WORK REQUIRED: List each line holding the string "phone".
:::
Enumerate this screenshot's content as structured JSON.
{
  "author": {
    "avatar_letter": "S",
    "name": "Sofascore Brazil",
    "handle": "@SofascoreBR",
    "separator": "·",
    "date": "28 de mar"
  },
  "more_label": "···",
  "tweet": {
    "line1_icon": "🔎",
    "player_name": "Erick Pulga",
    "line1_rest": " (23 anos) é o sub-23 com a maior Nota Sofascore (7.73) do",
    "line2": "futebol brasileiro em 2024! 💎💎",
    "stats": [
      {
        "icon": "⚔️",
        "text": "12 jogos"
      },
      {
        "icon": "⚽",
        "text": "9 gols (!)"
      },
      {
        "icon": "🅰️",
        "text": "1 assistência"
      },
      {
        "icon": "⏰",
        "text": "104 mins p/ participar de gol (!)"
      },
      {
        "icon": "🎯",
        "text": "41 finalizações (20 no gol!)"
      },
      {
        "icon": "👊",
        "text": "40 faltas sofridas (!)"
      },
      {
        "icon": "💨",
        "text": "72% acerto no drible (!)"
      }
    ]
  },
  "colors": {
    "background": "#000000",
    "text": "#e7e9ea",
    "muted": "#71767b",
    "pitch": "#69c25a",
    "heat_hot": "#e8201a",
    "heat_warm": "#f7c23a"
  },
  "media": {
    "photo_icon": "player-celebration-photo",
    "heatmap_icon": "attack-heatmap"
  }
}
:::
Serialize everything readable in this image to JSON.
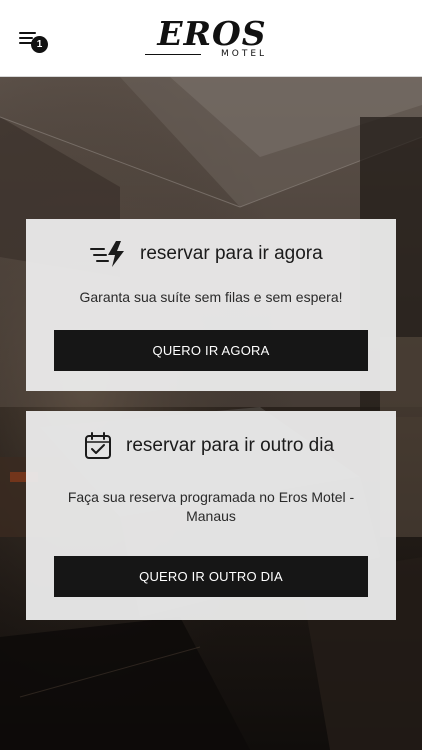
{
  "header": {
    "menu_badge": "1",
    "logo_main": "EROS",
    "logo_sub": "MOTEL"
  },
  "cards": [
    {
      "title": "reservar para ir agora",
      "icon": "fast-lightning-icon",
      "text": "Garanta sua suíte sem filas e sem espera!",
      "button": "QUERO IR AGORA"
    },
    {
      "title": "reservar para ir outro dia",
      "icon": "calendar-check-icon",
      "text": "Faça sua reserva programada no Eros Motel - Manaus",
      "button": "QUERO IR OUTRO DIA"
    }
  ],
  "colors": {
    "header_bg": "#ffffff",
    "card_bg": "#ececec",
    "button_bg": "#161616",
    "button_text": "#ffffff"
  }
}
:::
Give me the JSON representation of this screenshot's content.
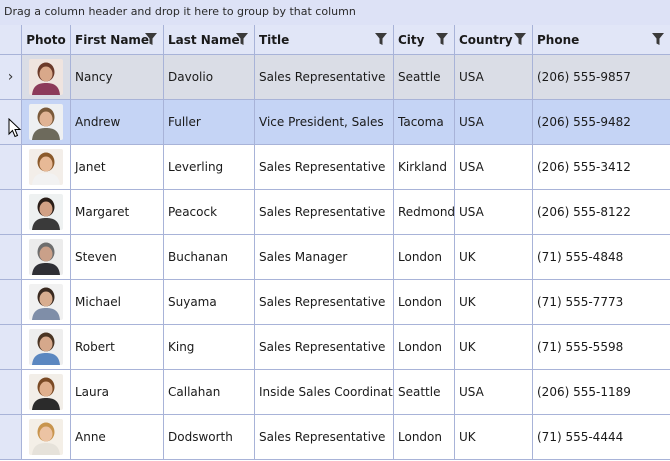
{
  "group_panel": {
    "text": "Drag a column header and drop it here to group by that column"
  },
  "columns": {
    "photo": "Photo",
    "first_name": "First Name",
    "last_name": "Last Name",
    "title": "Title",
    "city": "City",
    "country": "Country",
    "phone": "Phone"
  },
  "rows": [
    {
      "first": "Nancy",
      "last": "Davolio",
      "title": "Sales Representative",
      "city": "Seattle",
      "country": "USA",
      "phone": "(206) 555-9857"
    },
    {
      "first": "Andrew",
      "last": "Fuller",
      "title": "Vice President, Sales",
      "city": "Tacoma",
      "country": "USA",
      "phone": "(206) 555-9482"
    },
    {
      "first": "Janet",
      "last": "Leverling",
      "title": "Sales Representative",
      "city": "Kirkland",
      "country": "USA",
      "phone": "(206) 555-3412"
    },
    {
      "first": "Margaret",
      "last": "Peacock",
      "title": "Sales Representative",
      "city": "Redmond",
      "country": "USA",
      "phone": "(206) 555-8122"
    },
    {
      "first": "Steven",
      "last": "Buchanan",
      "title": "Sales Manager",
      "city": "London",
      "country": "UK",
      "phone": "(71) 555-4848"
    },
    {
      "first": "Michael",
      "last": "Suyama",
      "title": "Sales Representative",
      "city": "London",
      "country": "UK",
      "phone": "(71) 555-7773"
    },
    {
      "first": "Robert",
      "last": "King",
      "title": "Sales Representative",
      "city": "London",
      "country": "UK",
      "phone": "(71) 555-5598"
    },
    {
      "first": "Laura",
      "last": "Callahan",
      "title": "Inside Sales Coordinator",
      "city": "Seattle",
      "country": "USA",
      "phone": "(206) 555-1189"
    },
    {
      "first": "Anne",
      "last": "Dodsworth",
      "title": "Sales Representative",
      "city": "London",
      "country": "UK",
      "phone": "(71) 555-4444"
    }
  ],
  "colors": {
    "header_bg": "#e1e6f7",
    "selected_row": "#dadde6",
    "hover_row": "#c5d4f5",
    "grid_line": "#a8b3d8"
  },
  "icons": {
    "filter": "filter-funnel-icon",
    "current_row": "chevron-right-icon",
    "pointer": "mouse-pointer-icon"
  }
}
:::
SOLUTION:
    "phone": "Phone"
      "phone": "(206) 555-9857"
      "phone": "(206) 555-9482"
      "phone": "(206) 555-3412"
      "phone": "(206) 555-8122"
      "phone": "(71) 555-4848"
      "phone": "(71) 555-7773"
      "phone": "(71) 555-5598"
      "phone": "(206) 555-1189"
      "phone": "(71) 555-4444"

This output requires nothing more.